Entries provided:
begin

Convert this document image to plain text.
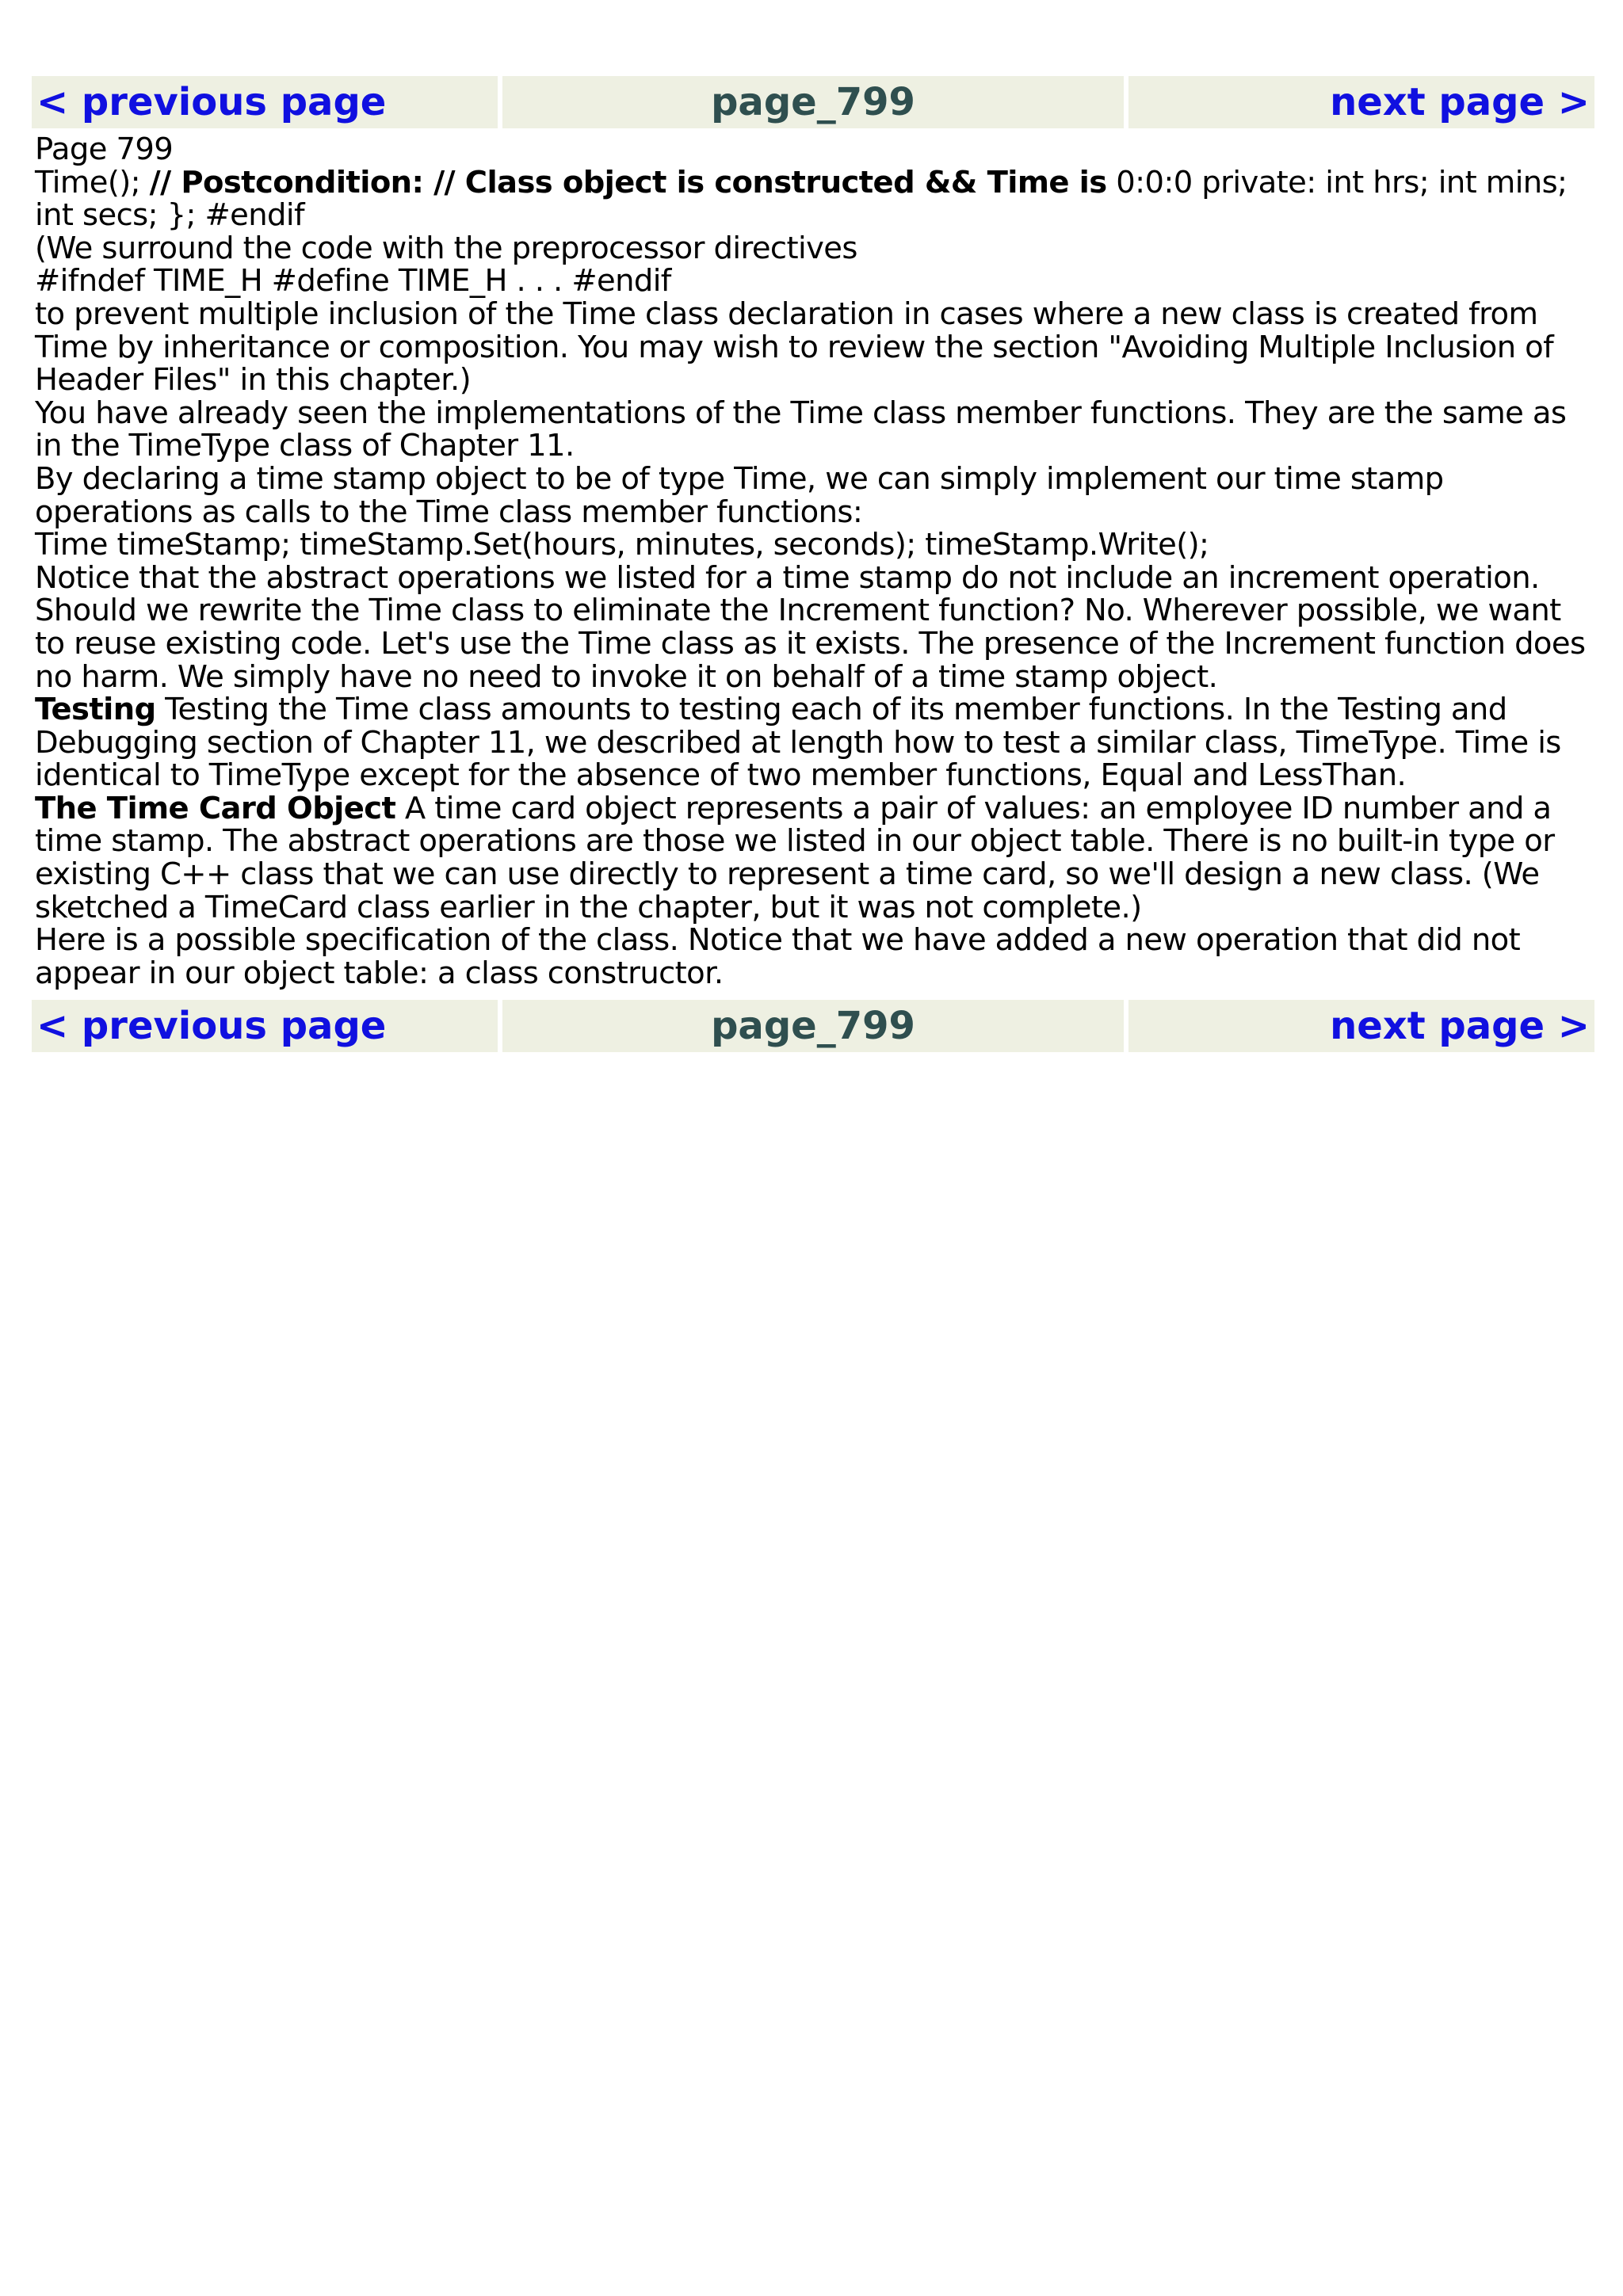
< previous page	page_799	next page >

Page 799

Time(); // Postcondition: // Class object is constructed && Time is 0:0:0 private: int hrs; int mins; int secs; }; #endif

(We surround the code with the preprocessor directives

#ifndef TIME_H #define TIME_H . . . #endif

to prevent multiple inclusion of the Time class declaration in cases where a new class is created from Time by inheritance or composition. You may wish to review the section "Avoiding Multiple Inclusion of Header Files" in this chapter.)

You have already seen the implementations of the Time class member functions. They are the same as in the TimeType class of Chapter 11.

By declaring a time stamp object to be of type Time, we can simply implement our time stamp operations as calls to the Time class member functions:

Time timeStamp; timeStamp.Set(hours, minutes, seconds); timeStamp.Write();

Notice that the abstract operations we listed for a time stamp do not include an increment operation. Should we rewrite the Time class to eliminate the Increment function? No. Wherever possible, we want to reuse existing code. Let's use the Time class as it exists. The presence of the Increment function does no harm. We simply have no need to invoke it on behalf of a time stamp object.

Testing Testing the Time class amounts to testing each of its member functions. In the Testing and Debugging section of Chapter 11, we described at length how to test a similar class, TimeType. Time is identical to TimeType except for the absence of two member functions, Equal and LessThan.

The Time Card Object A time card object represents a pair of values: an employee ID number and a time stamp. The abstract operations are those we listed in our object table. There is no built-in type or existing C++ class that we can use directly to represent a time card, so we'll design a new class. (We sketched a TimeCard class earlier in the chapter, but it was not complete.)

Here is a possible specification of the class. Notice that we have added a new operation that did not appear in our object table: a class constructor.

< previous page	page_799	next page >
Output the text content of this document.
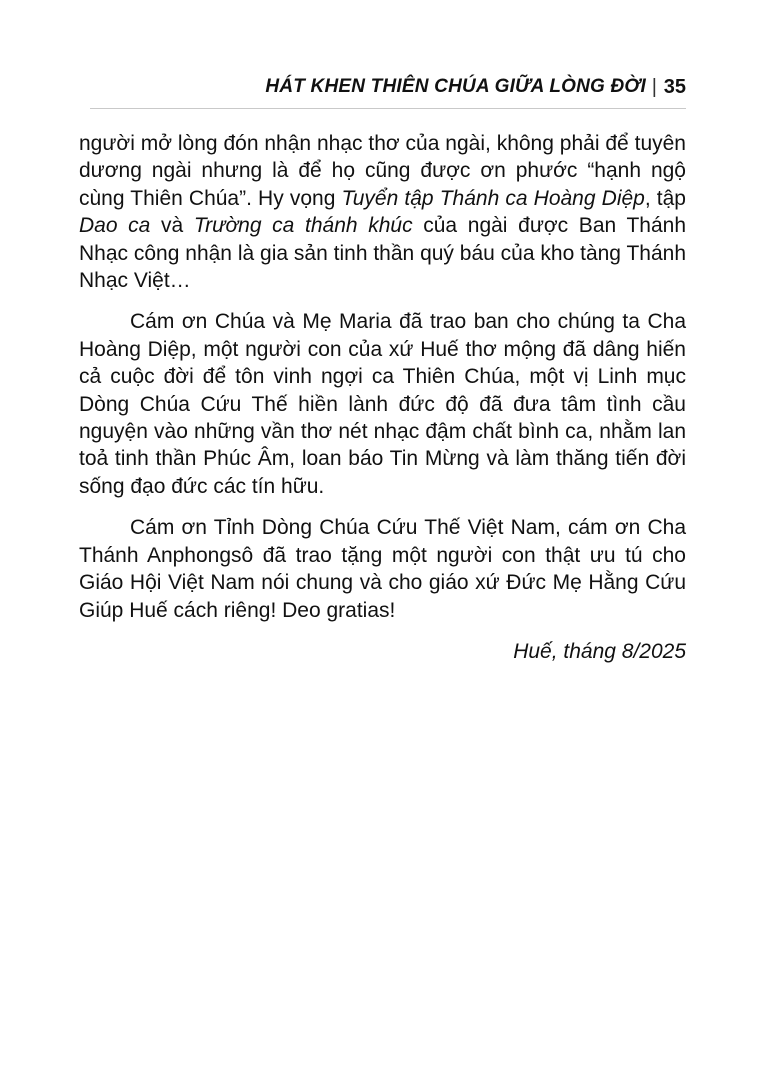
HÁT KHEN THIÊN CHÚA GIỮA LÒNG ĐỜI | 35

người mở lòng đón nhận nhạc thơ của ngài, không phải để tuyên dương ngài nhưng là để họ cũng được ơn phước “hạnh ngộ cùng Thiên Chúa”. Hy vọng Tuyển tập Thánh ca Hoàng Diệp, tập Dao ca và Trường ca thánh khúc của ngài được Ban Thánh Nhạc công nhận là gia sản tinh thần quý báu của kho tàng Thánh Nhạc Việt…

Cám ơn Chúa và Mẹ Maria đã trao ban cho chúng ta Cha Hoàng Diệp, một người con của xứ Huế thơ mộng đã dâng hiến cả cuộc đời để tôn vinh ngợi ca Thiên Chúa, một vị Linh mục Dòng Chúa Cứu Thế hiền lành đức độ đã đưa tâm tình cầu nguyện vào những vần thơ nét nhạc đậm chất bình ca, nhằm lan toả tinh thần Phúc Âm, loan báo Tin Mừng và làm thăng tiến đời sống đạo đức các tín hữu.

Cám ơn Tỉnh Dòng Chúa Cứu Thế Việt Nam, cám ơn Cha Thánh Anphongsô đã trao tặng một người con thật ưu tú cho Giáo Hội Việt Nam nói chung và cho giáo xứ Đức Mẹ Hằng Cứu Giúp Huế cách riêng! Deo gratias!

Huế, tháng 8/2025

end

Omit the pictures, then output the rest of the listing exactly.

Convert this document image to plain text.
< previous page	page_799	next page >

Page 799

Time(); // Postcondition: // Class object is constructed && Time is 0:0:0 private: int hrs; int mins; int secs; }; #endif

(We surround the code with the preprocessor directives

#ifndef TIME_H #define TIME_H . . . #endif

to prevent multiple inclusion of the Time class declaration in cases where a new class is created from Time by inheritance or composition. You may wish to review the section "Avoiding Multiple Inclusion of Header Files" in this chapter.)

You have already seen the implementations of the Time class member functions. They are the same as in the TimeType class of Chapter 11.

By declaring a time stamp object to be of type Time, we can simply implement our time stamp operations as calls to the Time class member functions:

Time timeStamp; timeStamp.Set(hours, minutes, seconds); timeStamp.Write();

Notice that the abstract operations we listed for a time stamp do not include an increment operation. Should we rewrite the Time class to eliminate the Increment function? No. Wherever possible, we want to reuse existing code. Let's use the Time class as it exists. The presence of the Increment function does no harm. We simply have no need to invoke it on behalf of a time stamp object.

Testing Testing the Time class amounts to testing each of its member functions. In the Testing and Debugging section of Chapter 11, we described at length how to test a similar class, TimeType. Time is identical to TimeType except for the absence of two member functions, Equal and LessThan.

The Time Card Object A time card object represents a pair of values: an employee ID number and a time stamp. The abstract operations are those we listed in our object table. There is no built-in type or existing C++ class that we can use directly to represent a time card, so we'll design a new class. (We sketched a TimeCard class earlier in the chapter, but it was not complete.)

Here is a possible specification of the class. Notice that we have added a new operation that did not appear in our object table: a class constructor.

< previous page	page_799	next page >
Output the text content of this document.
HÁT KHEN THIÊN CHÚA GIỮA LÒNG ĐỜI | 35

người mở lòng đón nhận nhạc thơ của ngài, không phải để tuyên dương ngài nhưng là để họ cũng được ơn phước “hạnh ngộ cùng Thiên Chúa”. Hy vọng Tuyển tập Thánh ca Hoàng Diệp, tập Dao ca và Trường ca thánh khúc của ngài được Ban Thánh Nhạc công nhận là gia sản tinh thần quý báu của kho tàng Thánh Nhạc Việt…

Cám ơn Chúa và Mẹ Maria đã trao ban cho chúng ta Cha Hoàng Diệp, một người con của xứ Huế thơ mộng đã dâng hiến cả cuộc đời để tôn vinh ngợi ca Thiên Chúa, một vị Linh mục Dòng Chúa Cứu Thế hiền lành đức độ đã đưa tâm tình cầu nguyện vào những vần thơ nét nhạc đậm chất bình ca, nhằm lan toả tinh thần Phúc Âm, loan báo Tin Mừng và làm thăng tiến đời sống đạo đức các tín hữu.

Cám ơn Tỉnh Dòng Chúa Cứu Thế Việt Nam, cám ơn Cha Thánh Anphongsô đã trao tặng một người con thật ưu tú cho Giáo Hội Việt Nam nói chung và cho giáo xứ Đức Mẹ Hằng Cứu Giúp Huế cách riêng! Deo gratias!

Huế, tháng 8/2025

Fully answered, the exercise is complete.